* start Records for processing *

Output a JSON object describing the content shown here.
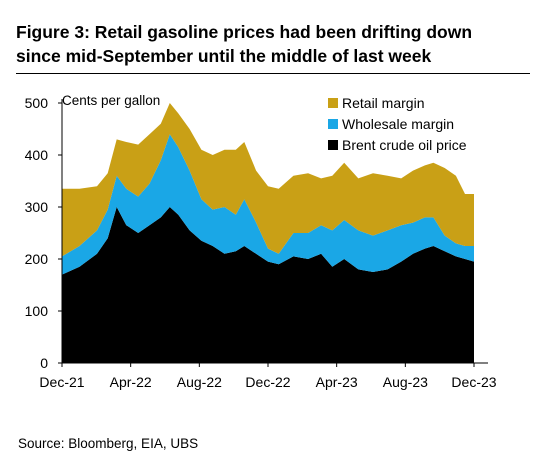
{
  "title_lines": [
    "Figure 3: Retail gasoline prices had been drifting down",
    "since mid-September until the middle of last week"
  ],
  "source": "Source: Bloomberg, EIA, UBS",
  "chart_data": {
    "type": "area",
    "stacked": true,
    "unit_label": "Cents per gallon",
    "ylim": [
      0,
      500
    ],
    "yticks": [
      "0",
      "100",
      "200",
      "300",
      "400",
      "500"
    ],
    "xticks": [
      "Dec-21",
      "Apr-22",
      "Aug-22",
      "Dec-22",
      "Apr-23",
      "Aug-23",
      "Dec-23"
    ],
    "xlim": [
      "2021-12-01",
      "2023-12-01"
    ],
    "legend_position": "top-right",
    "x": [
      "2021-12-01",
      "2022-01-01",
      "2022-02-01",
      "2022-02-20",
      "2022-03-08",
      "2022-03-25",
      "2022-04-15",
      "2022-05-05",
      "2022-05-25",
      "2022-06-10",
      "2022-06-25",
      "2022-07-15",
      "2022-08-05",
      "2022-08-25",
      "2022-09-15",
      "2022-10-05",
      "2022-10-20",
      "2022-11-10",
      "2022-12-01",
      "2022-12-20",
      "2023-01-15",
      "2023-02-10",
      "2023-03-05",
      "2023-03-25",
      "2023-04-15",
      "2023-05-10",
      "2023-06-05",
      "2023-07-01",
      "2023-07-25",
      "2023-08-15",
      "2023-09-05",
      "2023-09-20",
      "2023-10-10",
      "2023-10-30",
      "2023-11-15",
      "2023-12-01"
    ],
    "series": [
      {
        "name": "Brent crude oil price",
        "color": "#000000",
        "values": [
          170,
          185,
          210,
          240,
          300,
          265,
          250,
          265,
          280,
          300,
          285,
          255,
          235,
          225,
          210,
          215,
          225,
          210,
          195,
          190,
          205,
          200,
          210,
          185,
          200,
          180,
          175,
          180,
          195,
          210,
          220,
          225,
          215,
          205,
          200,
          195
        ]
      },
      {
        "name": "Wholesale margin",
        "color": "#1aa7e6",
        "values": [
          35,
          40,
          45,
          55,
          60,
          70,
          70,
          80,
          110,
          140,
          130,
          115,
          80,
          70,
          90,
          70,
          90,
          60,
          25,
          20,
          45,
          50,
          55,
          70,
          75,
          75,
          70,
          75,
          70,
          60,
          60,
          55,
          30,
          25,
          25,
          30
        ]
      },
      {
        "name": "Retail margin",
        "color": "#c9a016",
        "values": [
          130,
          110,
          85,
          70,
          70,
          90,
          100,
          95,
          70,
          60,
          65,
          80,
          95,
          105,
          110,
          125,
          110,
          100,
          120,
          125,
          110,
          115,
          90,
          105,
          110,
          100,
          120,
          105,
          90,
          100,
          100,
          105,
          130,
          130,
          100,
          100
        ]
      }
    ]
  }
}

* end Records for processing *

◆ Stated problem:
Leave out the pictures and print every line of the data exactly.

◆ Output for this exercise:
Output a JSON object describing the content shown here.
{
  "title_lines": [
    "Figure 3: Retail gasoline prices had been drifting down",
    "since mid-September until the middle of last week"
  ],
  "source": "Source: Bloomberg, EIA, UBS",
  "chart_data": {
    "type": "area",
    "stacked": true,
    "unit_label": "Cents per gallon",
    "ylim": [
      0,
      500
    ],
    "yticks": [
      "0",
      "100",
      "200",
      "300",
      "400",
      "500"
    ],
    "xticks": [
      "Dec-21",
      "Apr-22",
      "Aug-22",
      "Dec-22",
      "Apr-23",
      "Aug-23",
      "Dec-23"
    ],
    "xlim": [
      "2021-12-01",
      "2023-12-01"
    ],
    "legend_position": "top-right",
    "x": [
      "2021-12-01",
      "2022-01-01",
      "2022-02-01",
      "2022-02-20",
      "2022-03-08",
      "2022-03-25",
      "2022-04-15",
      "2022-05-05",
      "2022-05-25",
      "2022-06-10",
      "2022-06-25",
      "2022-07-15",
      "2022-08-05",
      "2022-08-25",
      "2022-09-15",
      "2022-10-05",
      "2022-10-20",
      "2022-11-10",
      "2022-12-01",
      "2022-12-20",
      "2023-01-15",
      "2023-02-10",
      "2023-03-05",
      "2023-03-25",
      "2023-04-15",
      "2023-05-10",
      "2023-06-05",
      "2023-07-01",
      "2023-07-25",
      "2023-08-15",
      "2023-09-05",
      "2023-09-20",
      "2023-10-10",
      "2023-10-30",
      "2023-11-15",
      "2023-12-01"
    ],
    "series": [
      {
        "name": "Brent crude oil price",
        "color": "#000000",
        "values": [
          170,
          185,
          210,
          240,
          300,
          265,
          250,
          265,
          280,
          300,
          285,
          255,
          235,
          225,
          210,
          215,
          225,
          210,
          195,
          190,
          205,
          200,
          210,
          185,
          200,
          180,
          175,
          180,
          195,
          210,
          220,
          225,
          215,
          205,
          200,
          195
        ]
      },
      {
        "name": "Wholesale margin",
        "color": "#1aa7e6",
        "values": [
          35,
          40,
          45,
          55,
          60,
          70,
          70,
          80,
          110,
          140,
          130,
          115,
          80,
          70,
          90,
          70,
          90,
          60,
          25,
          20,
          45,
          50,
          55,
          70,
          75,
          75,
          70,
          75,
          70,
          60,
          60,
          55,
          30,
          25,
          25,
          30
        ]
      },
      {
        "name": "Retail margin",
        "color": "#c9a016",
        "values": [
          130,
          110,
          85,
          70,
          70,
          90,
          100,
          95,
          70,
          60,
          65,
          80,
          95,
          105,
          110,
          125,
          110,
          100,
          120,
          125,
          110,
          115,
          90,
          105,
          110,
          100,
          120,
          105,
          90,
          100,
          100,
          105,
          130,
          130,
          100,
          100
        ]
      }
    ]
  }
}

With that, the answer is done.